Aim of the exercise: Copy every line in the records below that contains the word "саженцев".

Dataset extract:
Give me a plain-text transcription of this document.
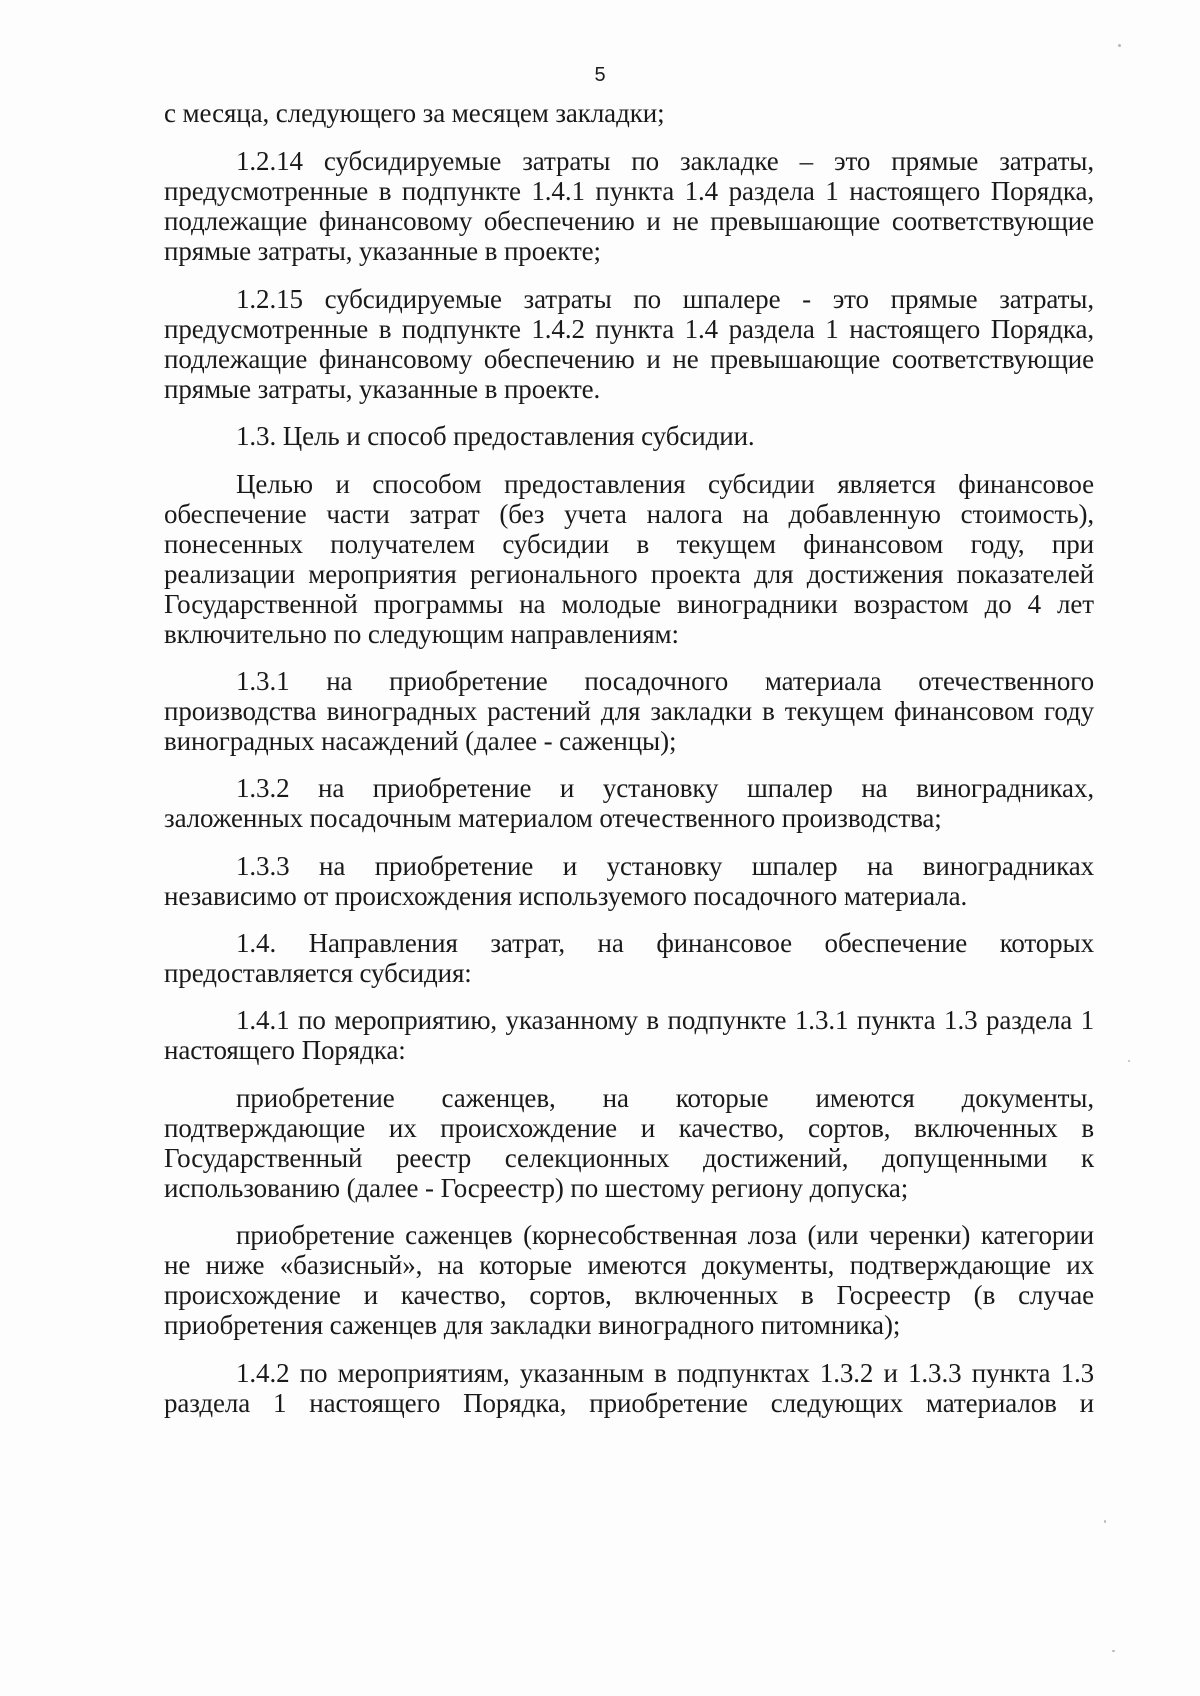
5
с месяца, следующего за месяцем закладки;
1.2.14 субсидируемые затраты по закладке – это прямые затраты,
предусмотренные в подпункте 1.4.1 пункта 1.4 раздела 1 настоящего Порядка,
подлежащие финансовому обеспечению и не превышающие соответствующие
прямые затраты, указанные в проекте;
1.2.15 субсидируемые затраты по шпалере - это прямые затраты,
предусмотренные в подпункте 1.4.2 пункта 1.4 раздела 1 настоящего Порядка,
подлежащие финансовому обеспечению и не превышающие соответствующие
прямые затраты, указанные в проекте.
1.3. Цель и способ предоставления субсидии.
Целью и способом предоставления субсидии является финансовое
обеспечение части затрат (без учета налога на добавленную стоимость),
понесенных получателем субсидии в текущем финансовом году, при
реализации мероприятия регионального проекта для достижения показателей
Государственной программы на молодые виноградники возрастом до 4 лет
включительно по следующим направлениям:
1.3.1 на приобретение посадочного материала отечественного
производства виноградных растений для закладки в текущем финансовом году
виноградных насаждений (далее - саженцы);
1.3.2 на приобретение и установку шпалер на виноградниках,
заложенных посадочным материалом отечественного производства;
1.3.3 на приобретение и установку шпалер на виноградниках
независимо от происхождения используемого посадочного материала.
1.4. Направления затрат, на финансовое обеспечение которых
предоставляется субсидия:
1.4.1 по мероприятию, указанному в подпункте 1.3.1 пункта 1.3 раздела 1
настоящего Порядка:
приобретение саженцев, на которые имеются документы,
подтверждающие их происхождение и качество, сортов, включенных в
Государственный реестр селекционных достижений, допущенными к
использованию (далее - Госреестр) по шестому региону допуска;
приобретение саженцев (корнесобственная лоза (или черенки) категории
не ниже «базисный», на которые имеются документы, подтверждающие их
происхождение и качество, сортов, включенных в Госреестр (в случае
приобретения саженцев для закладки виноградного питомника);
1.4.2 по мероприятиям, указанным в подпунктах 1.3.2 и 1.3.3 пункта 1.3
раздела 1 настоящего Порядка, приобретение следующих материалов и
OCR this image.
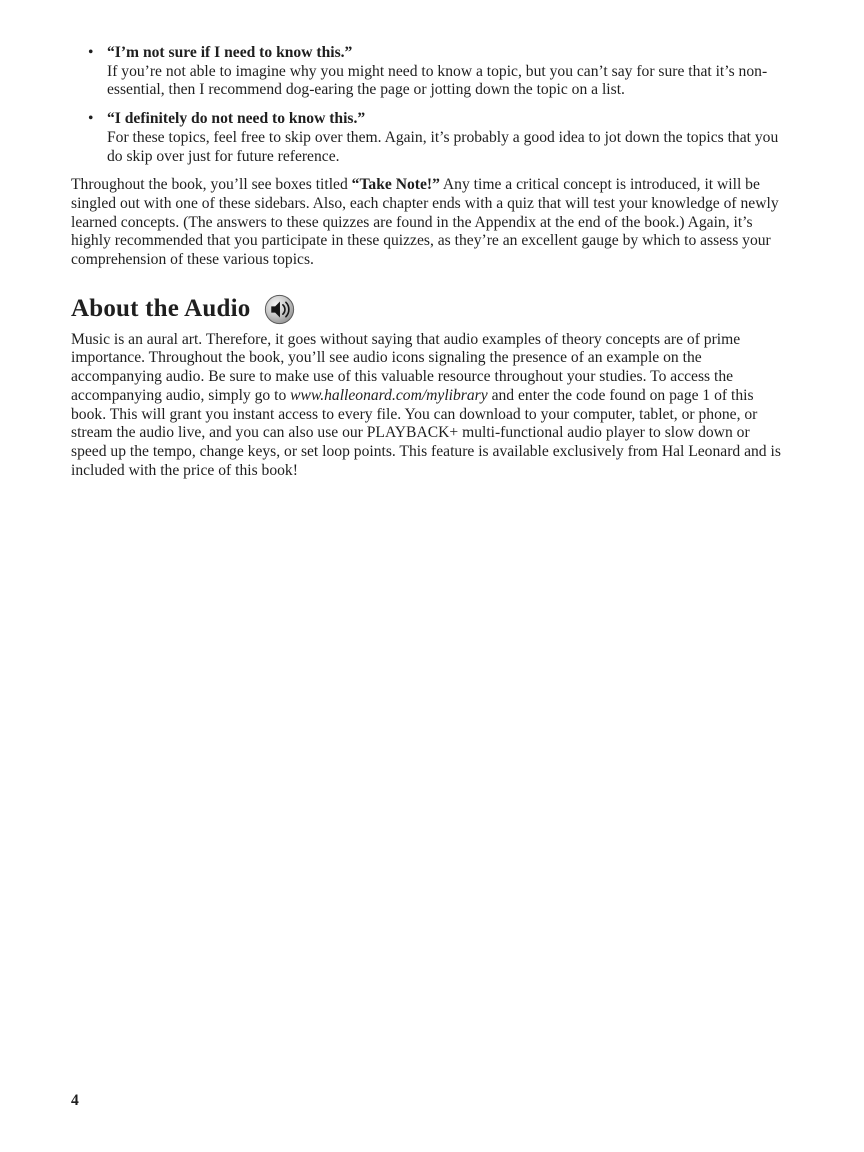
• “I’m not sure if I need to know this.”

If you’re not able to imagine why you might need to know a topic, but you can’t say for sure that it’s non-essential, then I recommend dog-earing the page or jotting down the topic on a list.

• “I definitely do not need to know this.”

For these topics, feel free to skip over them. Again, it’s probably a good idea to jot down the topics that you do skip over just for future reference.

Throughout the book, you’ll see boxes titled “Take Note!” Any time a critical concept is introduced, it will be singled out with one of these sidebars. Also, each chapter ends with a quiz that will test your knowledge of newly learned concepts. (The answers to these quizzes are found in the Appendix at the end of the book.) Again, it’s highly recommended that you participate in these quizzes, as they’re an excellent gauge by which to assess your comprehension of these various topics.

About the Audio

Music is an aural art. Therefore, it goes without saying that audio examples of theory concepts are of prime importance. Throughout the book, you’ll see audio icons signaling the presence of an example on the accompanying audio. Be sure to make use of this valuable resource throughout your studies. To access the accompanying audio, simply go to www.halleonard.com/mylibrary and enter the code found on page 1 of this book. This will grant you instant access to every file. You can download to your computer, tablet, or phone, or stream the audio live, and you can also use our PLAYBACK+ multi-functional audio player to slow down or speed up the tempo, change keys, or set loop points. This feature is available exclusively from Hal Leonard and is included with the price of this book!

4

Answer for this exercise:
приобретение саженцев, на которые имеются документы,
приобретение саженцев (корнесобственная лоза (или черенки) категории
приобретения саженцев для закладки виноградного питомника);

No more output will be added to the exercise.